■ Exercise ■
Copy every line from the records below that holds the word "Marcel".

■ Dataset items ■
==============================

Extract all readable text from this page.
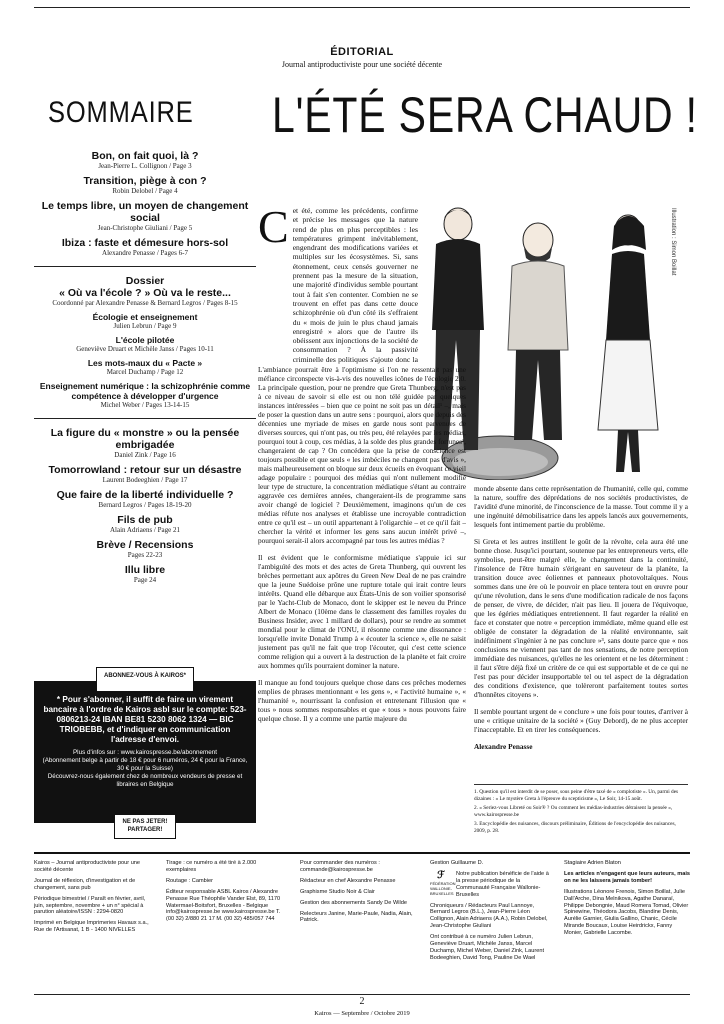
ÉDITORIAL
Journal antiproductiviste pour une société décente
SOMMAIRE
Bon, on fait quoi, là ?
Jean-Pierre L. Collignon / Page 3
Transition, piège à con ?
Robin Delobel / Page 4
Le temps libre, un moyen de changement social
Jean-Christophe Giuliani / Page 5
Ibiza : faste et démesure hors-sol
Alexandre Penasse / Pages 6-7
Dossier
« Où va l'école ? » Où va le reste...
Coordonné par Alexandre Penasse & Bernard Legros / Pages 8-15
Écologie et enseignement
Julien Lebrun / Page 9
L'école pilotée
Geneviève Druart et Michèle Janss / Pages 10-11
Les mots-maux du « Pacte »
Marcel Duchamp / Page 12
Enseignement numérique : la schizophrénie comme compétence à développer d'urgence
Michel Weber / Pages 13-14-15
La figure du « monstre » ou la pensée embrigadée
Daniel Zink / Page 16
Tomorrowland : retour sur un désastre
Laurent Bodeeghien / Page 17
Que faire de la liberté individuelle ?
Bernard Legros / Pages 18-19-20
Fils de pub
Alain Adriaens / Page 21
Brève / Recensions
Pages 22-23
Illu libre
Page 24
ABONNEZ-VOUS À KAIROS*
* Pour s'abonner, il suffit de faire un virement bancaire à l'ordre de Kairos asbl sur le compte: 523-0806213-24 IBAN BE81 5230 8062 1324 — BIC TRIOBEBB, et d'indiquer en communication l'adresse d'envoi.
Plus d'infos sur : www.kairospresse.be/abonnement
(Abonnement belge à partir de 18 € pour 6 numéros, 24 € pour la France, 30 € pour la Suisse)
Découvrez-nous également chez de nombreux vendeurs de presse et libraires en Belgique
NE PAS JETER! PARTAGER!
L'ÉTÉ SERA CHAUD !
Illustration : Simon Boillat
C et été, comme les précédents, confirme et précise les messages que la nature rend de plus en plus perceptibles : les températures grimpent inévitablement, engendrant des modifications variées et multiples sur les écosystèmes. Si, sans étonnement, ceux censés gouverner ne prennent pas la mesure de la situation, une majorité d'individus semble pourtant tout à fait s'en contenter. Combien ne se trouvent en effet pas dans cette douce schizophrénie où d'un côté ils s'effraient du « mois de juin le plus chaud jamais enregistré » alors que de l'autre ils obéissent aux injonctions de la société de consommation ? À la passivité criminelle des politiques s'ajoute donc la

L'ambiance pourrait être à l'optimisme si l'on ne ressentait pas une méfiance circonspecte vis-à-vis des nouvelles icônes de l'écologie 2.0. La principale question, pour ne prendre que Greta Thunberg, n'est pas à ce niveau de savoir si elle est ou non télé guidée par quelques instances intéressées – bien que ce point ne soit pas un détail¹ –, mais de poser la question dans un autre sens : pourquoi, alors que depuis des décennies une myriade de mises en garde nous sont parvenues de diverses sources, qui n'ont pas, ou très peu, été relayées par les médias, pourquoi tout à coup, ces médias, à la solde des plus grandes fortunes², changeraient de cap ? On concédera que la prise de conscience est toujours possible et que seuls « les imbéciles ne changent pas d'avis », mais malheureusement on bloque sur deux écueils en évoquant ce vieil adage populaire : pourquoi des médias qui n'ont nullement modifié leur type de structure, la concentration médiatique s'étant au contraire aggravée ces dernières années, changeraient-ils de programme sans avoir changé de logiciel ? Deuxièmement, imaginons qu'un de ces médias réfute nos analyses et établisse une incroyable contradiction entre ce qu'il est – un outil appartenant à l'oligarchie – et ce qu'il fait – chercher la vérité et informer les gens sans aucun intérêt privé –, pourquoi serait-il alors accompagné par tous les autres médias ?

Il est évident que le conformisme médiatique s'appuie ici sur l'ambiguïté des mots et des actes de Greta Thunberg, qui ouvrent les brèches permettant aux apôtres du Green New Deal de ne pas craindre que la jeune Suédoise prône une rupture totale qui irait contre leurs intérêts. Quand elle débarque aux États-Unis de son voilier sponsorisé par le Yacht-Club de Monaco, dont le skipper est le neveu du Prince Albert de Monaco (10ème dans le classement des familles royales du Business Insider, avec 1 millard de dollars), pour se rendre au sommet mondial pour le climat de l'ONU, il résonne comme une dissonance : lorsqu'elle invite Donald Trump à « écouter la science », elle ne saisit justement pas qu'il ne fait que trop l'écouter, qui c'est cette science comme religion qui a ouvert à la destruction de la planète et fait croire aux hommes qu'ils pourraient dominer la nature.

Il manque au fond toujours quelque chose dans ces prêches modernes emplies de phrases mentionnant « les gens », « l'activité humaine », « l'humanité », nourrissant la confusion et entretenant l'illusion que « tous » nous sommes responsables et que « tous » nous pouvons faire quelque chose. Il y a comme une partie majeure du

monde absente dans cette représentation de l'humanité, celle qui, comme la nature, souffre des déprédations de nos sociétés productivistes, de l'avidité d'une minorité, de l'inconscience de la masse. Tout comme il y a une ingénuité démobilisatrice dans les appels lancés aux gouvernements, lesquels font intimement partie du problème.

Si Greta et les autres instillent le goût de la révolte, cela aura été une bonne chose. Jusqu'ici pourtant, soutenue par les entrepreneurs verts, elle symbolise, peut-être malgré elle, le changement dans la continuité, l'insolence de l'être humain s'érigeant en sauveteur de la planète, la transition douce avec éoliennes et panneaux photovoltaïques. Nous sommes dans une ère où le pouvoir en place tentera tout en œuvre pour qu'une révolution, dans le sens d'une modification radicale de nos façons de penser, de vivre, de décider, n'ait pas lieu. Il jouera de l'équivoque, que les égéries médiatiques entretiennent. Il faut regarder la réalité en face et constater que notre « perception immédiate, même quand elle est obligée de constater la dégradation de la réalité environnante, sait indéfiniment s'ingénier à ne pas conclure »³, sans doute parce que « nos conclusions ne viennent pas tant de nos sensations, de notre perception immédiate des nuisances, qu'elles ne les orientent et ne les déterminent : il faut s'être déjà fixé un critère de ce qui est supportable et de ce qui ne l'est pas pour décider insupportable tel ou tel aspect de la dégradation des conditions d'existence, que tolèreront parfaitement toutes sortes d'honnêtes citoyens ».

Il semble pourtant urgent de « conclure » une fois pour toutes, d'arriver à une « critique unitaire de la société » (Guy Debord), de ne plus accepter l'inacceptable. Et en tirer les conséquences.

Alexandre Penasse

1. Question qu'il est interdit de se poser, sous peine d'être taxé de « complotiste ». Un, parmi des dizaines : « Le mystère Greta à l'épreuve du scepticisme », Le Soir, 14-15 août.
2. « Seriez-vous Libreté ou Soir® ? Ou comment les médias-industries détraisent la pensée », www.kairospresse.be
3. Encyclopédie des nuisances, discours préliminaire, Éditions de l'encyclopédie des nuisances, 2009, p. 28.
Kairos – Journal antiproductiviste pour une société décente
Journal de réflexion, d'investigation et de changement, sans pub
Périodique bimestriel / Paraît en février, avril, juin, septembre, novembre + un n° spécial à parution aléatoire/ISSN : 2294-0820
Imprimé en Belgique Imprimeries Havaux s.a., Rue de l'Artisanat, 1 B - 1400 NIVELLES
Tirage : ce numéro a été tiré à 2.000 exemplaires
Routage : Cambier
Éditeur responsable ASBL Kairos / Alexandre Penasse Rue Théophile Vander Elst, 89, 1170 Watermael-Boitsfort, Bruxelles - Belgique info@kairospresse.be www.kairospresse.be T. (00 32) 2/880 21 17 M. (00 32) 485/057 744
Pour commander des numéros : commande@kairospresse.be
Rédacteur en chef Alexandre Penasse
Graphisme Studio Noir & Clair
Gestion des abonnements Sandy De Wilde
Relecteurs Janine, Marie-Paule, Nadia, Alain, Patrick.
Gestion Guillaume D.
ℱ
FÉDÉRATION WALLONIE-BRUXELLES
Notre publication bénéficie de l'aide à la presse périodique de la Communauté Française Wallonie-Bruxelles
Chroniqueurs / Rédacteurs Paul Lannoye, Bernard Legros (B.L.), Jean-Pierre Léon Collignon, Alain Adriaens (A.A.), Robin Delobel, Jean-Christophe Giuliani
Ont contribué à ce numéro Julien Lebrun, Geneviève Druart, Michèle Janss, Marcel Duchamp, Michel Weber, Daniel Zink, Laurent Bodeeghien, David Tong, Pauline De Wael
Stagiaire Adrien Blaton
Les articles n'engagent que leurs auteurs, mais on ne les laissera jamais tomber!
Illustrations Léonore Frenois, Simon Boillat, Julie Dall'Arche, Dina Melnikova, Agathe Danaraï, Philippe Debongnie, Maud Romera Tomad, Olivier Spinewine, Théodora Jacobs, Blandine Denis, Aurélie Garnier, Giulia Gallino, Chanic, Cécile Mirande Boucaux, Louise Heirdrickx, Fanny Monier, Gabrielle Lacombe.
2
Kairos — Septembre / Octobre 2019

==============================

■ Reply ■
Marcel Duchamp / Page 12
Ont contribué à ce numéro Julien Lebrun, Geneviève Druart, Michèle Janss, Marcel Duchamp, Michel Weber, Daniel Zink, Laurent Bodeeghien, David Tong, Pauline De Wael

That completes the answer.